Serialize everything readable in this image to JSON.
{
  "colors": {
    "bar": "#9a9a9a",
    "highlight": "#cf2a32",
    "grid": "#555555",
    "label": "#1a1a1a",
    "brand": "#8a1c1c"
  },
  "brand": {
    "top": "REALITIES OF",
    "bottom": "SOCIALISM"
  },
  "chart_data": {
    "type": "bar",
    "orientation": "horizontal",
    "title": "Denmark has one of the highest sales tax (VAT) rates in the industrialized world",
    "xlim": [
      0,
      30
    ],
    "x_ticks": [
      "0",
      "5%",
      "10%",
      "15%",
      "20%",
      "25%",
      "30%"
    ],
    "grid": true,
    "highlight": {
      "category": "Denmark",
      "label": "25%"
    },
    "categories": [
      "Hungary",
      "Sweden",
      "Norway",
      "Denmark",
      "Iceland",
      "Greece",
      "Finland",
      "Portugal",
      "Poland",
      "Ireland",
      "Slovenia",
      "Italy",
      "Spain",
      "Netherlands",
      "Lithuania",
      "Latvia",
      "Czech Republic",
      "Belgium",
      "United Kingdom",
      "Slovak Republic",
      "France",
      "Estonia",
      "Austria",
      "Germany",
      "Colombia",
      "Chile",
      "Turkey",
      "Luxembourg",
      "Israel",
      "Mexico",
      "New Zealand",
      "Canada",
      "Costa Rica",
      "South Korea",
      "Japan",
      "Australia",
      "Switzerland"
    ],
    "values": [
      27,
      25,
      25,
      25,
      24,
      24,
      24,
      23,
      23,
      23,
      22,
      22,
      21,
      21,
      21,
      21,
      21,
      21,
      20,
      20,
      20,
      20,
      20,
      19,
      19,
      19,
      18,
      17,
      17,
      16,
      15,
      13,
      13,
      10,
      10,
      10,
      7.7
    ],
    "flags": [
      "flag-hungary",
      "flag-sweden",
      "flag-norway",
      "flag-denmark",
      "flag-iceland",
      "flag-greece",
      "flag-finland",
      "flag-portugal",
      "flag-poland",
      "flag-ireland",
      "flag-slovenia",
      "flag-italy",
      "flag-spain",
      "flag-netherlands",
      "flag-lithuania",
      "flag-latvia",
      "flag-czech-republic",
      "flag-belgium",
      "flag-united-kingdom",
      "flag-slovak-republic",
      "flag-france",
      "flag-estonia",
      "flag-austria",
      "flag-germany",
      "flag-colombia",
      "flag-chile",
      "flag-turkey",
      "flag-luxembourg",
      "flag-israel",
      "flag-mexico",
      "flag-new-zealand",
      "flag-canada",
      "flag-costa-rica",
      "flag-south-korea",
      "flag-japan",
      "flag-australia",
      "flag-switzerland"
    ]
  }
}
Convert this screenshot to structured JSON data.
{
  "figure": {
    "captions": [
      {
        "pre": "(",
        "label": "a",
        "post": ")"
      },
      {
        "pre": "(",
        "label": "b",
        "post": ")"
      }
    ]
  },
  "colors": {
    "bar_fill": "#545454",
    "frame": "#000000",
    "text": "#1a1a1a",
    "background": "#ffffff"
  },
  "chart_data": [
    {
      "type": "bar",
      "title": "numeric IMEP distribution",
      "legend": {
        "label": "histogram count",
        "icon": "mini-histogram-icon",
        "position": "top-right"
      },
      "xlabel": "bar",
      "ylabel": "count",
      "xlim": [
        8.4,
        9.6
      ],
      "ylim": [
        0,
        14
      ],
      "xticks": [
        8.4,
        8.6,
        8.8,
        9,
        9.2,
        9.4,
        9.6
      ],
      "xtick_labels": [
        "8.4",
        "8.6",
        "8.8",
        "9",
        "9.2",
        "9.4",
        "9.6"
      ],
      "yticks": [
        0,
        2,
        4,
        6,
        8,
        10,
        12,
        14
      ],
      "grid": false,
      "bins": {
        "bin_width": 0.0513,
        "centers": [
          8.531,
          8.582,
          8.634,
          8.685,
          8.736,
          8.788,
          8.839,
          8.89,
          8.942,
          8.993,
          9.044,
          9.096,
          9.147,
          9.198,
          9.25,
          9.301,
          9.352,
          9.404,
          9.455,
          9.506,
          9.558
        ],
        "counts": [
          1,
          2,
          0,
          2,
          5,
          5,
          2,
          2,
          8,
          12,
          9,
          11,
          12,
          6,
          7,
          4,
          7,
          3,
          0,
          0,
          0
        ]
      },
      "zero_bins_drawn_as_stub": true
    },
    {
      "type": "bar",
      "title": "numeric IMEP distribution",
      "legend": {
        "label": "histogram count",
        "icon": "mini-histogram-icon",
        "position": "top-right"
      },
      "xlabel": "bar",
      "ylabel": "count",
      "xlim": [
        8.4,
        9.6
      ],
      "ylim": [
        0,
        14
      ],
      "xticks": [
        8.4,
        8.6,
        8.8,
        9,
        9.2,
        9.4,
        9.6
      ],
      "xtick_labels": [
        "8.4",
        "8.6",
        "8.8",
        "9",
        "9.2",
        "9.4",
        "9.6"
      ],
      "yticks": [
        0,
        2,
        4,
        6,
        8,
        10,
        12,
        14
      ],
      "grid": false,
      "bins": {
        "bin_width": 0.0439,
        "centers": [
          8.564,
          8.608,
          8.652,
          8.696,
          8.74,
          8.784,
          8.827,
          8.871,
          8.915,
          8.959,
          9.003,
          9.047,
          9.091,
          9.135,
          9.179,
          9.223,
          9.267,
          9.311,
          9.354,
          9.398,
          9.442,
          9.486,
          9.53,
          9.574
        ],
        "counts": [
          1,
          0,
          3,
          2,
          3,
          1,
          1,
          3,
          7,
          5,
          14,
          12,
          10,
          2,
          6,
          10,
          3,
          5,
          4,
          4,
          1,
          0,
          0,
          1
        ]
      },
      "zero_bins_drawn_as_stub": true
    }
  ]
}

#### Requirement
Transcribe every record above exactly as it appears.

#### Written solution
Serialize everything readable in this image to JSON.
{
  "colors": {
    "bar": "#9a9a9a",
    "highlight": "#cf2a32",
    "grid": "#555555",
    "label": "#1a1a1a",
    "brand": "#8a1c1c"
  },
  "brand": {
    "top": "REALITIES OF",
    "bottom": "SOCIALISM"
  },
  "chart_data": {
    "type": "bar",
    "orientation": "horizontal",
    "title": "Denmark has one of the highest sales tax (VAT) rates in the industrialized world",
    "xlim": [
      0,
      30
    ],
    "x_ticks": [
      "0",
      "5%",
      "10%",
      "15%",
      "20%",
      "25%",
      "30%"
    ],
    "grid": true,
    "highlight": {
      "category": "Denmark",
      "label": "25%"
    },
    "categories": [
      "Hungary",
      "Sweden",
      "Norway",
      "Denmark",
      "Iceland",
      "Greece",
      "Finland",
      "Portugal",
      "Poland",
      "Ireland",
      "Slovenia",
      "Italy",
      "Spain",
      "Netherlands",
      "Lithuania",
      "Latvia",
      "Czech Republic",
      "Belgium",
      "United Kingdom",
      "Slovak Republic",
      "France",
      "Estonia",
      "Austria",
      "Germany",
      "Colombia",
      "Chile",
      "Turkey",
      "Luxembourg",
      "Israel",
      "Mexico",
      "New Zealand",
      "Canada",
      "Costa Rica",
      "South Korea",
      "Japan",
      "Australia",
      "Switzerland"
    ],
    "values": [
      27,
      25,
      25,
      25,
      24,
      24,
      24,
      23,
      23,
      23,
      22,
      22,
      21,
      21,
      21,
      21,
      21,
      21,
      20,
      20,
      20,
      20,
      20,
      19,
      19,
      19,
      18,
      17,
      17,
      16,
      15,
      13,
      13,
      10,
      10,
      10,
      7.7
    ],
    "flags": [
      "flag-hungary",
      "flag-sweden",
      "flag-norway",
      "flag-denmark",
      "flag-iceland",
      "flag-greece",
      "flag-finland",
      "flag-portugal",
      "flag-poland",
      "flag-ireland",
      "flag-slovenia",
      "flag-italy",
      "flag-spain",
      "flag-netherlands",
      "flag-lithuania",
      "flag-latvia",
      "flag-czech-republic",
      "flag-belgium",
      "flag-united-kingdom",
      "flag-slovak-republic",
      "flag-france",
      "flag-estonia",
      "flag-austria",
      "flag-germany",
      "flag-colombia",
      "flag-chile",
      "flag-turkey",
      "flag-luxembourg",
      "flag-israel",
      "flag-mexico",
      "flag-new-zealand",
      "flag-canada",
      "flag-costa-rica",
      "flag-south-korea",
      "flag-japan",
      "flag-australia",
      "flag-switzerland"
    ]
  }
}
Convert this screenshot to structured JSON data.
{
  "figure": {
    "captions": [
      {
        "pre": "(",
        "label": "a",
        "post": ")"
      },
      {
        "pre": "(",
        "label": "b",
        "post": ")"
      }
    ]
  },
  "colors": {
    "bar_fill": "#545454",
    "frame": "#000000",
    "text": "#1a1a1a",
    "background": "#ffffff"
  },
  "chart_data": [
    {
      "type": "bar",
      "title": "numeric IMEP distribution",
      "legend": {
        "label": "histogram count",
        "icon": "mini-histogram-icon",
        "position": "top-right"
      },
      "xlabel": "bar",
      "ylabel": "count",
      "xlim": [
        8.4,
        9.6
      ],
      "ylim": [
        0,
        14
      ],
      "xticks": [
        8.4,
        8.6,
        8.8,
        9,
        9.2,
        9.4,
        9.6
      ],
      "xtick_labels": [
        "8.4",
        "8.6",
        "8.8",
        "9",
        "9.2",
        "9.4",
        "9.6"
      ],
      "yticks": [
        0,
        2,
        4,
        6,
        8,
        10,
        12,
        14
      ],
      "grid": false,
      "bins": {
        "bin_width": 0.0513,
        "centers": [
          8.531,
          8.582,
          8.634,
          8.685,
          8.736,
          8.788,
          8.839,
          8.89,
          8.942,
          8.993,
          9.044,
          9.096,
          9.147,
          9.198,
          9.25,
          9.301,
          9.352,
          9.404,
          9.455,
          9.506,
          9.558
        ],
        "counts": [
          1,
          2,
          0,
          2,
          5,
          5,
          2,
          2,
          8,
          12,
          9,
          11,
          12,
          6,
          7,
          4,
          7,
          3,
          0,
          0,
          0
        ]
      },
      "zero_bins_drawn_as_stub": true
    },
    {
      "type": "bar",
      "title": "numeric IMEP distribution",
      "legend": {
        "label": "histogram count",
        "icon": "mini-histogram-icon",
        "position": "top-right"
      },
      "xlabel": "bar",
      "ylabel": "count",
      "xlim": [
        8.4,
        9.6
      ],
      "ylim": [
        0,
        14
      ],
      "xticks": [
        8.4,
        8.6,
        8.8,
        9,
        9.2,
        9.4,
        9.6
      ],
      "xtick_labels": [
        "8.4",
        "8.6",
        "8.8",
        "9",
        "9.2",
        "9.4",
        "9.6"
      ],
      "yticks": [
        0,
        2,
        4,
        6,
        8,
        10,
        12,
        14
      ],
      "grid": false,
      "bins": {
        "bin_width": 0.0439,
        "centers": [
          8.564,
          8.608,
          8.652,
          8.696,
          8.74,
          8.784,
          8.827,
          8.871,
          8.915,
          8.959,
          9.003,
          9.047,
          9.091,
          9.135,
          9.179,
          9.223,
          9.267,
          9.311,
          9.354,
          9.398,
          9.442,
          9.486,
          9.53,
          9.574
        ],
        "counts": [
          1,
          0,
          3,
          2,
          3,
          1,
          1,
          3,
          7,
          5,
          14,
          12,
          10,
          2,
          6,
          10,
          3,
          5,
          4,
          4,
          1,
          0,
          0,
          1
        ]
      },
      "zero_bins_drawn_as_stub": true
    }
  ]
}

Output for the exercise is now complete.